A run of records:

_ _ _

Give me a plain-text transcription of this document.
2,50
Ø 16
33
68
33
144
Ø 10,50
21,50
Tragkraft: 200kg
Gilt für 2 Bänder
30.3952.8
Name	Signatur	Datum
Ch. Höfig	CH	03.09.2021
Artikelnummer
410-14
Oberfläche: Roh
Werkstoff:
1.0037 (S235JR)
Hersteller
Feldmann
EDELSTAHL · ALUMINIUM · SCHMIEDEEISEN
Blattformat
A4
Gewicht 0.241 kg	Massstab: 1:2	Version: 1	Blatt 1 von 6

_ _ _

▶ **Problem description**:
Reproduce every line of the data verbatim.

▶ **Solution to this exercise**:
Give me a plain-text transcription of this document.
2,50
Ø 16
33
68
33
144
Ø 10,50
21,50
Tragkraft: 200kg
Gilt für 2 Bänder
30.3952.8
Name	Signatur	Datum
Ch. Höfig	CH	03.09.2021
Artikelnummer
410-14
Oberfläche: Roh
Werkstoff:
1.0037 (S235JR)
Hersteller
Feldmann
EDELSTAHL · ALUMINIUM · SCHMIEDEEISEN
Blattformat
A4
Gewicht 0.241 kg	Massstab: 1:2	Version: 1	Blatt 1 von 6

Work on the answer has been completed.